Nous n’avons plus de grand homme, mais des petits qui grenouillent et sautillent de droite et de gauche avec une sérénité dans l’incompétence qui force le respect.
– Pierre Desproges
Doc est entré avec fracas dans le café. Je veux dire, il a littéralement rencontré un sac de grain de 60kg livré tout juste devant le comptoir de notre estaminet préféré. La rue Couillard grouille de Japonais accostés au port depuis une heure, se trainent lourdement des jeunes devant la fatale et inéluctable contingence de la rentrée scolaire. Si le gris du ciel annonce l’automne, l’humeur de doc, sa texture, et le personnage coloré invité par Doc chez Éluard, son imprévisibilité.
J’eus la surprise de lire, dans un site Internet à potins de Beauport, un colistier mystère à venir chez Laminer Québec, un nouveau parti politique. Le candidat à la mairie de Québec ne prévoit pas de colistier, puisqu’il ne vise pas de mandat dans une éventuelle opposition à l’Hôtel de Ville. Étonnement et stupeur à cette lecture. Deux ou trois textos ont suffi à planifier une rencontre au sommet avec Doc et le non moins mystérieux candidat « fantôme » du parti Laminer Québec.

**PETIT EXERCICE 1**: Recopiez le passage de l'extrait qui va de « J’eus la surprise » jusqu'à « parti Laminer Québec. » inclus.

**ENREGISTREMENTS**:

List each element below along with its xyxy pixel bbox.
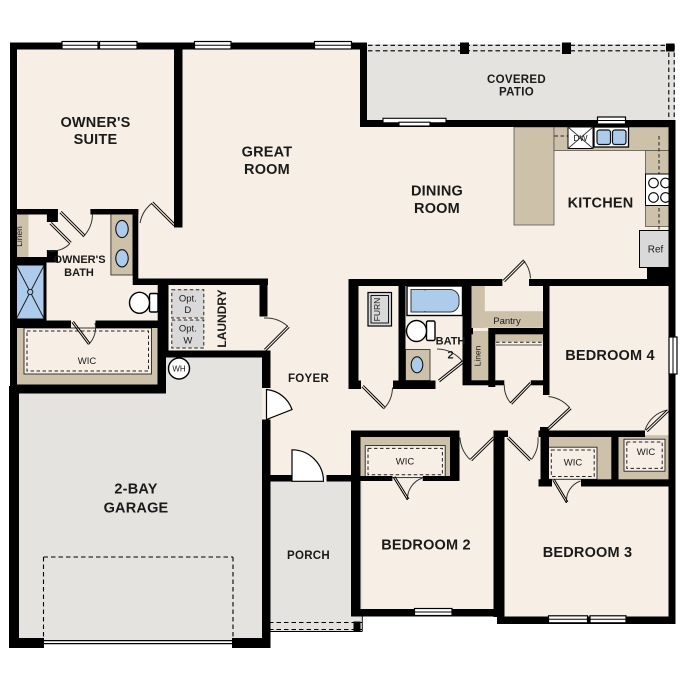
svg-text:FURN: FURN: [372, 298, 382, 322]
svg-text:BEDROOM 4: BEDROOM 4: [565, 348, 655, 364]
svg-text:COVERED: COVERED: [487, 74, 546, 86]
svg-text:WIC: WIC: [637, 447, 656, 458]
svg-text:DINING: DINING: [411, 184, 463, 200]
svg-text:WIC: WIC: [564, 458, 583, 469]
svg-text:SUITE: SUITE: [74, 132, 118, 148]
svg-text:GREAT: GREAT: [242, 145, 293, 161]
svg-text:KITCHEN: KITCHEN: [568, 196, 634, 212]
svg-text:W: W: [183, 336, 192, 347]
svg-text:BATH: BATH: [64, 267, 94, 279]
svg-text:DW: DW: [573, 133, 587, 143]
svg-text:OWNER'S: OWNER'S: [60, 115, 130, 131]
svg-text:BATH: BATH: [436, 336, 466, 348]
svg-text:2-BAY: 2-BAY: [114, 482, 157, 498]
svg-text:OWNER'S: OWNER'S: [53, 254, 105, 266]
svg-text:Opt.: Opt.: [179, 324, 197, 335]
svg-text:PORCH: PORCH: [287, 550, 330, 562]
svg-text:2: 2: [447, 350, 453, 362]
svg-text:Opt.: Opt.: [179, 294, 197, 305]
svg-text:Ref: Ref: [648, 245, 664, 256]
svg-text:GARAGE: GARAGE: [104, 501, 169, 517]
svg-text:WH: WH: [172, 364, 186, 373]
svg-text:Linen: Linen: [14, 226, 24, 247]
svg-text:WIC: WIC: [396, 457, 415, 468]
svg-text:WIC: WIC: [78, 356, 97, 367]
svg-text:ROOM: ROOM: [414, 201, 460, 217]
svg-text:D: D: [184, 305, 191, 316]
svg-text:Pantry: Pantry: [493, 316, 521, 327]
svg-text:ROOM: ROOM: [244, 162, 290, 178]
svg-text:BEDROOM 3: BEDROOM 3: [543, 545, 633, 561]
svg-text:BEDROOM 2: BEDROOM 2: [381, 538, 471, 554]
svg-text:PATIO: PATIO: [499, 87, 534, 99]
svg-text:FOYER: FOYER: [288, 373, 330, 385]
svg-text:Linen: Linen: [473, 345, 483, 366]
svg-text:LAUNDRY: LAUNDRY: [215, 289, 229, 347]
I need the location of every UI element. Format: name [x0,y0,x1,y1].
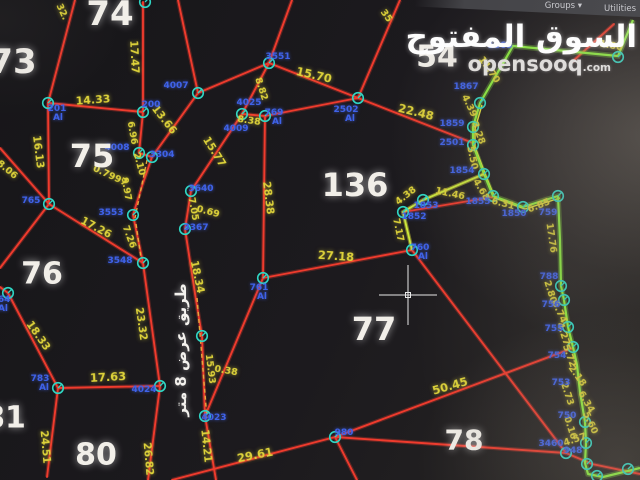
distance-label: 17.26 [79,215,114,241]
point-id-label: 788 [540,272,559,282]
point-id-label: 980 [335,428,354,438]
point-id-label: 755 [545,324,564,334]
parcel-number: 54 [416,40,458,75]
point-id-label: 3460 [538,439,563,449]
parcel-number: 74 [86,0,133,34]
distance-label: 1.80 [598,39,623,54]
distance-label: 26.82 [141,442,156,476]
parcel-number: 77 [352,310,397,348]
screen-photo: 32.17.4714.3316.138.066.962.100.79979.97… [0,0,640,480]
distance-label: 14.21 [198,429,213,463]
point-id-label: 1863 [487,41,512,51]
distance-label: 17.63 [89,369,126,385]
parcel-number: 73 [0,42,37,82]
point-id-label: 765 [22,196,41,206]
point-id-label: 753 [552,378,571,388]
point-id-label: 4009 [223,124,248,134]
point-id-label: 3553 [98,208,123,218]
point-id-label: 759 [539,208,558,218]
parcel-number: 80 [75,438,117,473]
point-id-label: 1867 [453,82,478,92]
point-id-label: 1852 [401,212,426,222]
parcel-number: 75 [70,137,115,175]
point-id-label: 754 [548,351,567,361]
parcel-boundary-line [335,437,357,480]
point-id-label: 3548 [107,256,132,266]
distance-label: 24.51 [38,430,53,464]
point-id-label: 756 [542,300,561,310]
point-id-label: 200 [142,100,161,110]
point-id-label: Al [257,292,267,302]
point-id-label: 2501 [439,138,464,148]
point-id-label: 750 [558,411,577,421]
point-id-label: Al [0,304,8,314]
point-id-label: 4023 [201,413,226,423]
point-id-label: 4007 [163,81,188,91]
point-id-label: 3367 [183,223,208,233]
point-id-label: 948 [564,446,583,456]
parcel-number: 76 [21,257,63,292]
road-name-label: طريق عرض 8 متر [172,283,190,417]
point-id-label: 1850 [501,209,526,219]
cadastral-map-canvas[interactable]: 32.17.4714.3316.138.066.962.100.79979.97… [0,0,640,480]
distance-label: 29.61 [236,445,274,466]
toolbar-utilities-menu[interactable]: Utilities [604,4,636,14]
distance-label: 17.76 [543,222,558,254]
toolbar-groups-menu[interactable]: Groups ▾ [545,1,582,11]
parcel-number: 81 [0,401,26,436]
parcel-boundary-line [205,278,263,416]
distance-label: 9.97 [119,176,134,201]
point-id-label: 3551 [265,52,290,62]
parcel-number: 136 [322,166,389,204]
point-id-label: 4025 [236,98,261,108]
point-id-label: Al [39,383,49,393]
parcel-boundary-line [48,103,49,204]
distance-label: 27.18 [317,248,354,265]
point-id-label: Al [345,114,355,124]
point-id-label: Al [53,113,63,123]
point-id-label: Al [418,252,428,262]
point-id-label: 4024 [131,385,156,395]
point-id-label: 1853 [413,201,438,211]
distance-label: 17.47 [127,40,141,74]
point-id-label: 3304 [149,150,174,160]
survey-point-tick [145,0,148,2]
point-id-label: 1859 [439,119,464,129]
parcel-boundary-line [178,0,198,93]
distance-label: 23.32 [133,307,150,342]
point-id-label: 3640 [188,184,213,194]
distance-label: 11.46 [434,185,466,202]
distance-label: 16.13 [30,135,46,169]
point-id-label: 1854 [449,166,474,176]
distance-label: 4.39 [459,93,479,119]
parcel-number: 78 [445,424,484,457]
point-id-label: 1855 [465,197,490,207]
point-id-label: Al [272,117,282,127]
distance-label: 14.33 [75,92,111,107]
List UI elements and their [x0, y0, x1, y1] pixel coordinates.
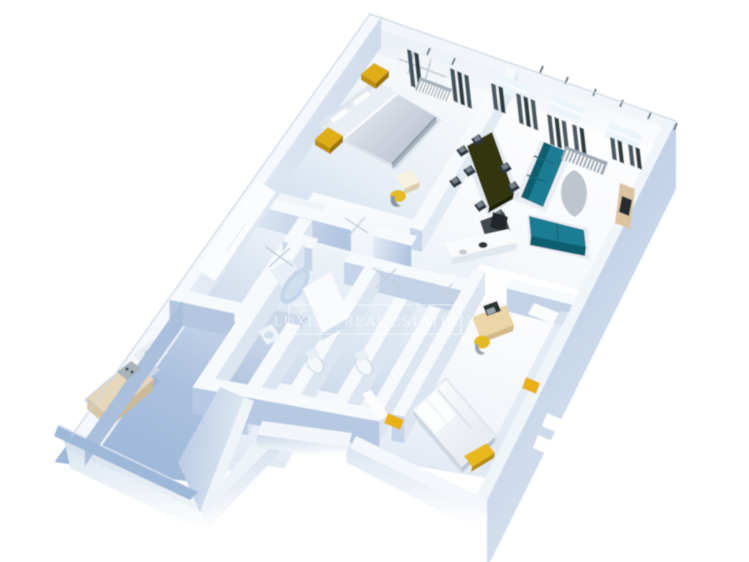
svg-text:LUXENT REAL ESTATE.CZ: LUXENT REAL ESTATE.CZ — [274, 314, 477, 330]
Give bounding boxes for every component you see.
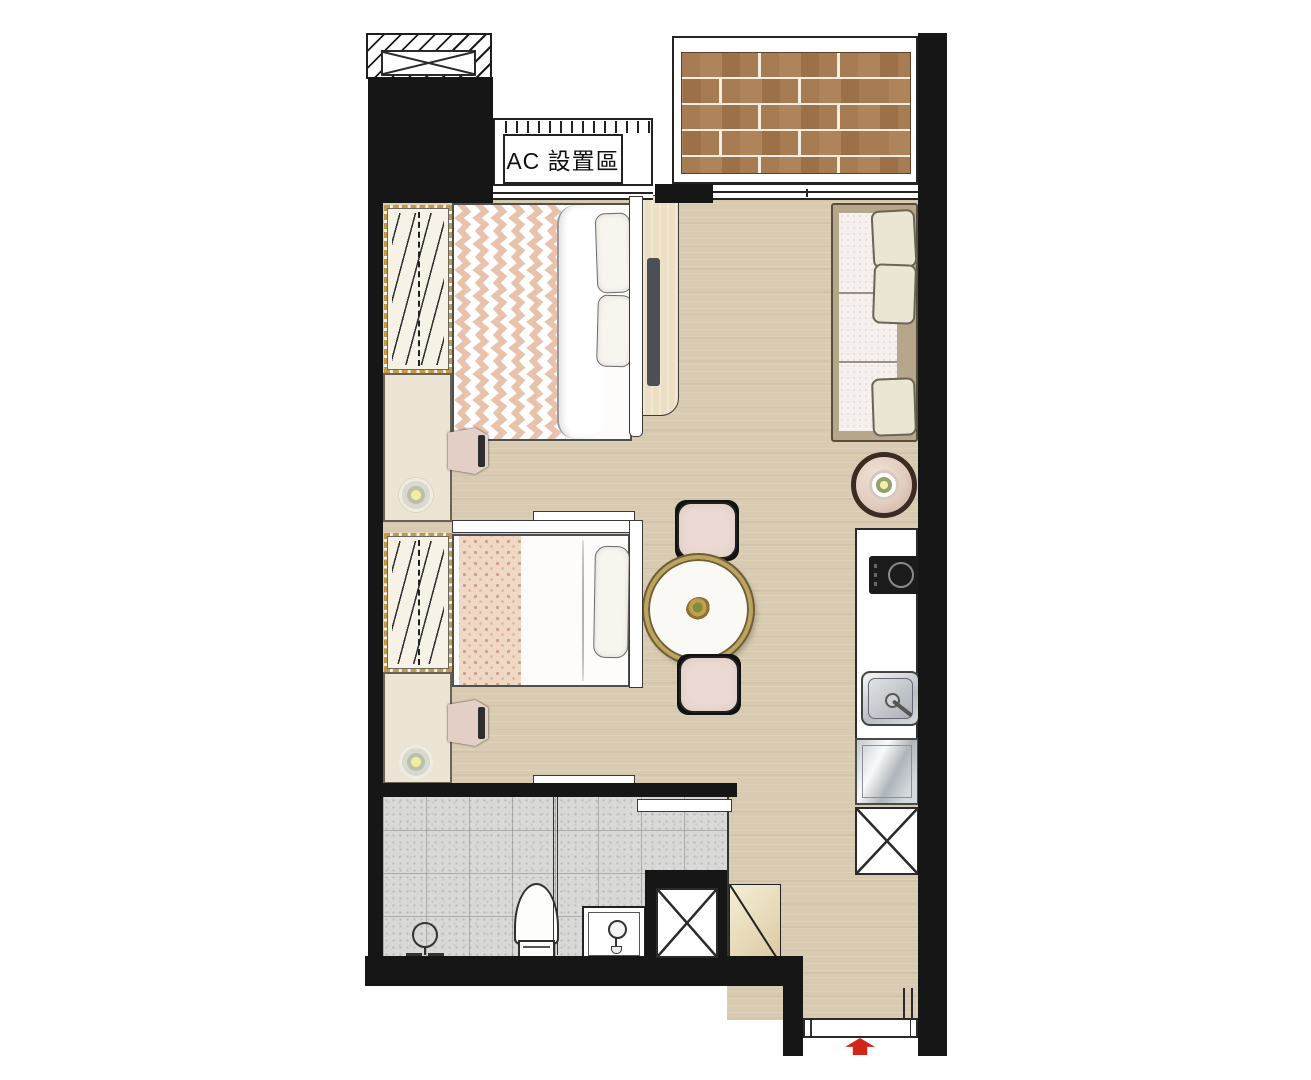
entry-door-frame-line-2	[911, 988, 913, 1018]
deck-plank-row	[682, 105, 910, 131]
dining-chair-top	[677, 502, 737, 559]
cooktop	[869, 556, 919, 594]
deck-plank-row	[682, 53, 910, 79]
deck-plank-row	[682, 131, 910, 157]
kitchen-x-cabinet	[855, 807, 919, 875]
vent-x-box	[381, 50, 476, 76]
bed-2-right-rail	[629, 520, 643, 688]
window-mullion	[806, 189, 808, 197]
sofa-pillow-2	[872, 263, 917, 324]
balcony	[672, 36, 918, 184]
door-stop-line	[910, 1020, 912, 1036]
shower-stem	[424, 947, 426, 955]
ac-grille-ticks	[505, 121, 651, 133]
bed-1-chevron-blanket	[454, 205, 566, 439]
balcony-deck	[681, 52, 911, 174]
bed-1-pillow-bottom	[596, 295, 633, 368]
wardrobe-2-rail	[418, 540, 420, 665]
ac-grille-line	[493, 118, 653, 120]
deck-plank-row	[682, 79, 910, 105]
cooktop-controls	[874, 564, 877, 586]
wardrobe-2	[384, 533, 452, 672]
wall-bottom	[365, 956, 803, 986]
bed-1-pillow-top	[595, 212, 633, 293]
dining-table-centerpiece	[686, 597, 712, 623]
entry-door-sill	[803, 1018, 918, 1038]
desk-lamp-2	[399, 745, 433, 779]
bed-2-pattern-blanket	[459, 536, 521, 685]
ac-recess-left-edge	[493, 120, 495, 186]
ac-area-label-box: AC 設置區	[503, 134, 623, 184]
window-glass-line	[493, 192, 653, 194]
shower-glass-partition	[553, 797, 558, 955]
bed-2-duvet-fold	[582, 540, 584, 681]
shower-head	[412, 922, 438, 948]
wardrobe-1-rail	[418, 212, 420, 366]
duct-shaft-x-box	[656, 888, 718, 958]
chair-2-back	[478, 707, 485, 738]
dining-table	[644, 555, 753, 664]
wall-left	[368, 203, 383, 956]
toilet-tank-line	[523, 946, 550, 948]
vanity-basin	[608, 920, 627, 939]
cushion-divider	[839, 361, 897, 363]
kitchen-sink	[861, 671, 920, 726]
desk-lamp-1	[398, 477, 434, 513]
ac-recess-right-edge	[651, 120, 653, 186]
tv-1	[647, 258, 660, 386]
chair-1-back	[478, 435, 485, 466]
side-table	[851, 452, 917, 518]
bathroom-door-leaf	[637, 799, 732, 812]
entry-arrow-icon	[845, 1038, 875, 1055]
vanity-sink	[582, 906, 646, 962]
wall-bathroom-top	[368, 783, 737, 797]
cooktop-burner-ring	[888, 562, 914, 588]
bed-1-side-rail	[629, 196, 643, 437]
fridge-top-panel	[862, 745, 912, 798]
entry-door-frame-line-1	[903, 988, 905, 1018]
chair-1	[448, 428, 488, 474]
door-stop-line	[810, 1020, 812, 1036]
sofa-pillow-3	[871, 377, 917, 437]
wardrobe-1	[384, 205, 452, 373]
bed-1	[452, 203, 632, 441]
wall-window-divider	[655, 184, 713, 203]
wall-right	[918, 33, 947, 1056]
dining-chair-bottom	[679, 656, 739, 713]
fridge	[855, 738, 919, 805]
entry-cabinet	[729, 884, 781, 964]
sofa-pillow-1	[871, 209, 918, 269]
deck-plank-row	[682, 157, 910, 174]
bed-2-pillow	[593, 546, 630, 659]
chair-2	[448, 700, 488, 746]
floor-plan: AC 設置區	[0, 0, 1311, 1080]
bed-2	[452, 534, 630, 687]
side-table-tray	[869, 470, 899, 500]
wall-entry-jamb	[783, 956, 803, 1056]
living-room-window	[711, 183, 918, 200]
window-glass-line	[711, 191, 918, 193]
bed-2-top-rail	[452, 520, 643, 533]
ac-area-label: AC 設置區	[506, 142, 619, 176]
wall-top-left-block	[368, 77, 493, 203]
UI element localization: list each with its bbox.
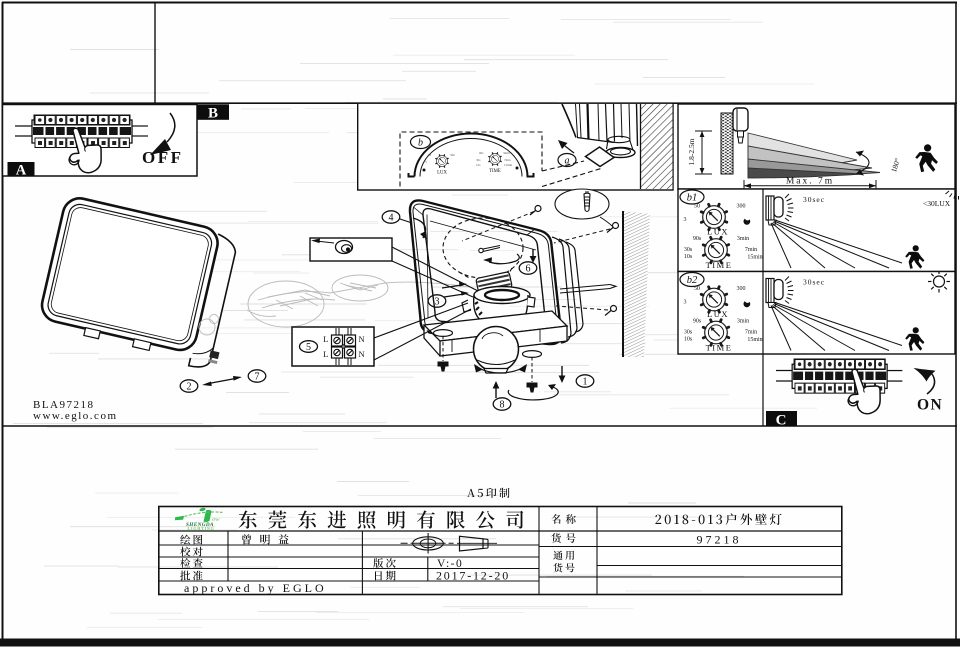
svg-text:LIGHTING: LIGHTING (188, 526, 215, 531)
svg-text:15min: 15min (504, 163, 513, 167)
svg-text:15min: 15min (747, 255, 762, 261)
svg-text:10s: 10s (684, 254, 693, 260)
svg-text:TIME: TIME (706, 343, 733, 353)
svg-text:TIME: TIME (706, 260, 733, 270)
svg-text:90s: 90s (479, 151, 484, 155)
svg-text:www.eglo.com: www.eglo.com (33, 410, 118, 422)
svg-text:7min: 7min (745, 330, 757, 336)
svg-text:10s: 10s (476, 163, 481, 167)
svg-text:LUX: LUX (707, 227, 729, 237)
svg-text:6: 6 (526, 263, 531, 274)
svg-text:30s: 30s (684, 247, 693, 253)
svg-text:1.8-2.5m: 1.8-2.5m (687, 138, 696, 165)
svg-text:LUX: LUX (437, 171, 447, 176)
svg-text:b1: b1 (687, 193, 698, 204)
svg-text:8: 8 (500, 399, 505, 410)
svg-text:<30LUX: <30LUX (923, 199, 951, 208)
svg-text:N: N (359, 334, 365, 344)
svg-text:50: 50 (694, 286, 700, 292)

**PETIT EXERCICE 2**: Dans les enregistrements, mettez en tableau Markdown les lignes qui vont de celle contenant « distance-label: 17.26 [79,215,114,241] » jusqu'à celle contenant « parcel-number: 74 [86,0,133,34] » incluse, s'il vous plaît. Utilisez les colonnes « Rang » et « Ligne », et omettez les lignes vides.

**RÉPONSE 1**:
J’eus la surprise de lire, dans un site Internet à potins de Beauport, un colistier mystère à venir chez Laminer Québec, un nouveau parti politique. Le candidat à la mairie de Québec ne prévoit pas de colistier, puisqu’il ne vise pas de mandat dans une éventuelle opposition à l’Hôtel de Ville. Étonnement et stupeur à cette lecture. Deux ou trois textos ont suffi à planifier une rencontre au sommet avec Doc et le non moins mystérieux candidat « fantôme » du parti Laminer Québec.

**RÉPONSE 2**:
| Rang | Ligne |
|---|---|
| 1 | distance-label: 17.26 [79,215,114,241] |
| 2 | point-id-label: 788 [540,272,559,282] |
| 3 | point-id-label: 980 [335,428,354,438] |
| 4 | point-id-label: 755 [545,324,564,334] |
| 5 | parcel-number: 54 [416,40,458,75] |
| 6 | point-id-label: 3460 [538,439,563,449] |
| 7 | parcel-number: 74 [86,0,133,34] |